-- BEGIN --

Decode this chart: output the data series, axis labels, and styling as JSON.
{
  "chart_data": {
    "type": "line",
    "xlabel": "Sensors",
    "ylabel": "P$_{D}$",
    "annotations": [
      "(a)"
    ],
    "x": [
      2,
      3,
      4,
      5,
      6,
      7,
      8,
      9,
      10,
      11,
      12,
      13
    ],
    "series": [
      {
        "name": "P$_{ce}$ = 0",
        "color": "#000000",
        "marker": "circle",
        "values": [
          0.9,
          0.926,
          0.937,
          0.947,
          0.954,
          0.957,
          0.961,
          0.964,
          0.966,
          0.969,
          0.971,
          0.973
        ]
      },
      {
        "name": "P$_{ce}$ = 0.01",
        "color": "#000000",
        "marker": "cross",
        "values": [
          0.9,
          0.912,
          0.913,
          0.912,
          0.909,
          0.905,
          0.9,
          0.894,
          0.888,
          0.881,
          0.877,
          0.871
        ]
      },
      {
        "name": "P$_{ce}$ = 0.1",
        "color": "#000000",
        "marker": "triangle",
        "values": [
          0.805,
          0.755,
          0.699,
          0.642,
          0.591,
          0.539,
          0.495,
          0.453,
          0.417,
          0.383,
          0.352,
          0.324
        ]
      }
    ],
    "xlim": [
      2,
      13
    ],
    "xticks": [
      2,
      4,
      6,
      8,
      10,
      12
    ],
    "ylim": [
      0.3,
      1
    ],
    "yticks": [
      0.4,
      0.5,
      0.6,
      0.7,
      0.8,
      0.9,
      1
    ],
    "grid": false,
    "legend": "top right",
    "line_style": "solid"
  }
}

-- END --

■ The exercise
Pull out each line of the listing that holds the string "marker".

■ Exercise solution
        "marker": "circle",
        "marker": "cross",
        "marker": "triangle",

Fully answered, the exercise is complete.